Restate the entire listing word for word.

Source records:

------------------------------------

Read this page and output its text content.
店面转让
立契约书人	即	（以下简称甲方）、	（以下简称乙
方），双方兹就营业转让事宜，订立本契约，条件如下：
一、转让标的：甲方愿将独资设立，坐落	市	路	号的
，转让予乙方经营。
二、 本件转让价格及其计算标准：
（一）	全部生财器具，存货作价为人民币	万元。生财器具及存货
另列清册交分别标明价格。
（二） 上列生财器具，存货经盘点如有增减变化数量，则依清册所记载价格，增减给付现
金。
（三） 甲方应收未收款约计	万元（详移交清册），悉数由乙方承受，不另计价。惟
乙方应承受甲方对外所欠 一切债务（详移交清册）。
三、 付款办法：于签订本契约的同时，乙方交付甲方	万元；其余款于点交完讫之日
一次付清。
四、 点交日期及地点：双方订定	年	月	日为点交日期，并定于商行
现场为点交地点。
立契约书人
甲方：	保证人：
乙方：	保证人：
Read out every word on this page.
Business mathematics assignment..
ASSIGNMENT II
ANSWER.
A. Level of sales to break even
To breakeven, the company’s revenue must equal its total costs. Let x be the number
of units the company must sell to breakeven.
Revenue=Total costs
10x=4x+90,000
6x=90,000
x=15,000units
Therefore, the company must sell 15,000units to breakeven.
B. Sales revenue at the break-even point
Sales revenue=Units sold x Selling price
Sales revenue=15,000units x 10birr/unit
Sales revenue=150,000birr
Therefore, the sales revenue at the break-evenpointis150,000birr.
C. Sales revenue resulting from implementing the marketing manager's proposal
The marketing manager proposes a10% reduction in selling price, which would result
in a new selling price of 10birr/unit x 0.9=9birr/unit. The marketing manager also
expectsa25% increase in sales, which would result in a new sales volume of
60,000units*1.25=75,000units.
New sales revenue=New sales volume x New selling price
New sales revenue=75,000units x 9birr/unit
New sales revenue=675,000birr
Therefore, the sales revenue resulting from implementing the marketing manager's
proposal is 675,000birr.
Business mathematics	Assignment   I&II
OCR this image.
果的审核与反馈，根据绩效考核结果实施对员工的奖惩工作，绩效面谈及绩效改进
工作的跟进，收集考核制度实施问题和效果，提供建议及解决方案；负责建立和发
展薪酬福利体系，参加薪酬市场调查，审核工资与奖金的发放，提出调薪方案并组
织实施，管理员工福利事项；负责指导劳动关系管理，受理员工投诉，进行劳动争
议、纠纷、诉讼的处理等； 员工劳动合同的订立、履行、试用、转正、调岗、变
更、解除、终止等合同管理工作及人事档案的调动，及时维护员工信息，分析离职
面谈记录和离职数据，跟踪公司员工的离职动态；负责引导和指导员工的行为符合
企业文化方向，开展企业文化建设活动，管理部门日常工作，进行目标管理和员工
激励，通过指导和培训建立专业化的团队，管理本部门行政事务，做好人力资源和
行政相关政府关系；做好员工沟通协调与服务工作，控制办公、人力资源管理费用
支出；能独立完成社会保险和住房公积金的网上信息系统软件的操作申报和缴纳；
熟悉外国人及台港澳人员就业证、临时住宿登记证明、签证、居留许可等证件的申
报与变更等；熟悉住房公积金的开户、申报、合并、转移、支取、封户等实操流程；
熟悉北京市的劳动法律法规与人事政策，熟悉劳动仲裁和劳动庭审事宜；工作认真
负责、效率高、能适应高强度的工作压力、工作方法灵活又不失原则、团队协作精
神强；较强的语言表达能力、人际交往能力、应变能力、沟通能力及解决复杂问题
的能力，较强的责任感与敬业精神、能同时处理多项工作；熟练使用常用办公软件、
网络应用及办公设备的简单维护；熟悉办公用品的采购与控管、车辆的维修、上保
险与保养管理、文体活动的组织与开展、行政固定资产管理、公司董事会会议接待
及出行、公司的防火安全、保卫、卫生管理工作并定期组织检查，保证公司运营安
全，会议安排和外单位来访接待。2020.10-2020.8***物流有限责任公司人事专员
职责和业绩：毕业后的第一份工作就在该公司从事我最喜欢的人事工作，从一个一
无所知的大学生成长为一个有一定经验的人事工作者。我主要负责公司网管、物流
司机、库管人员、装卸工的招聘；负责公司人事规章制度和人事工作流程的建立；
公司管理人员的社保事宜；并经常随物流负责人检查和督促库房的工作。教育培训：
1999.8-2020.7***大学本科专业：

------------------------------------

*Worked answer:*
Read this page and output its text content.
店面转让
立契约书人	即	（以下简称甲方）、	（以下简称乙
方），双方兹就营业转让事宜，订立本契约，条件如下：
一、转让标的：甲方愿将独资设立，坐落	市	路	号的
，转让予乙方经营。
二、 本件转让价格及其计算标准：
（一）	全部生财器具，存货作价为人民币	万元。生财器具及存货
另列清册交分别标明价格。
（二） 上列生财器具，存货经盘点如有增减变化数量，则依清册所记载价格，增减给付现
金。
（三） 甲方应收未收款约计	万元（详移交清册），悉数由乙方承受，不另计价。惟
乙方应承受甲方对外所欠 一切债务（详移交清册）。
三、 付款办法：于签订本契约的同时，乙方交付甲方	万元；其余款于点交完讫之日
一次付清。
四、 点交日期及地点：双方订定	年	月	日为点交日期，并定于商行
现场为点交地点。
立契约书人
甲方：	保证人：
乙方：	保证人：
Read out every word on this page.
Business mathematics assignment..
ASSIGNMENT II
ANSWER.
A. Level of sales to break even
To breakeven, the company’s revenue must equal its total costs. Let x be the number
of units the company must sell to breakeven.
Revenue=Total costs
10x=4x+90,000
6x=90,000
x=15,000units
Therefore, the company must sell 15,000units to breakeven.
B. Sales revenue at the break-even point
Sales revenue=Units sold x Selling price
Sales revenue=15,000units x 10birr/unit
Sales revenue=150,000birr
Therefore, the sales revenue at the break-evenpointis150,000birr.
C. Sales revenue resulting from implementing the marketing manager's proposal
The marketing manager proposes a10% reduction in selling price, which would result
in a new selling price of 10birr/unit x 0.9=9birr/unit. The marketing manager also
expectsa25% increase in sales, which would result in a new sales volume of
60,000units*1.25=75,000units.
New sales revenue=New sales volume x New selling price
New sales revenue=75,000units x 9birr/unit
New sales revenue=675,000birr
Therefore, the sales revenue resulting from implementing the marketing manager's
proposal is 675,000birr.
Business mathematics	Assignment   I&II
OCR this image.
果的审核与反馈，根据绩效考核结果实施对员工的奖惩工作，绩效面谈及绩效改进
工作的跟进，收集考核制度实施问题和效果，提供建议及解决方案；负责建立和发
展薪酬福利体系，参加薪酬市场调查，审核工资与奖金的发放，提出调薪方案并组
织实施，管理员工福利事项；负责指导劳动关系管理，受理员工投诉，进行劳动争
议、纠纷、诉讼的处理等； 员工劳动合同的订立、履行、试用、转正、调岗、变
更、解除、终止等合同管理工作及人事档案的调动，及时维护员工信息，分析离职
面谈记录和离职数据，跟踪公司员工的离职动态；负责引导和指导员工的行为符合
企业文化方向，开展企业文化建设活动，管理部门日常工作，进行目标管理和员工
激励，通过指导和培训建立专业化的团队，管理本部门行政事务，做好人力资源和
行政相关政府关系；做好员工沟通协调与服务工作，控制办公、人力资源管理费用
支出；能独立完成社会保险和住房公积金的网上信息系统软件的操作申报和缴纳；
熟悉外国人及台港澳人员就业证、临时住宿登记证明、签证、居留许可等证件的申
报与变更等；熟悉住房公积金的开户、申报、合并、转移、支取、封户等实操流程；
熟悉北京市的劳动法律法规与人事政策，熟悉劳动仲裁和劳动庭审事宜；工作认真
负责、效率高、能适应高强度的工作压力、工作方法灵活又不失原则、团队协作精
神强；较强的语言表达能力、人际交往能力、应变能力、沟通能力及解决复杂问题
的能力，较强的责任感与敬业精神、能同时处理多项工作；熟练使用常用办公软件、
网络应用及办公设备的简单维护；熟悉办公用品的采购与控管、车辆的维修、上保
险与保养管理、文体活动的组织与开展、行政固定资产管理、公司董事会会议接待
及出行、公司的防火安全、保卫、卫生管理工作并定期组织检查，保证公司运营安
全，会议安排和外单位来访接待。2020.10-2020.8***物流有限责任公司人事专员
职责和业绩：毕业后的第一份工作就在该公司从事我最喜欢的人事工作，从一个一
无所知的大学生成长为一个有一定经验的人事工作者。我主要负责公司网管、物流
司机、库管人员、装卸工的招聘；负责公司人事规章制度和人事工作流程的建立；
公司管理人员的社保事宜；并经常随物流负责人检查和督促库房的工作。教育培训：
1999.8-2020.7***大学本科专业：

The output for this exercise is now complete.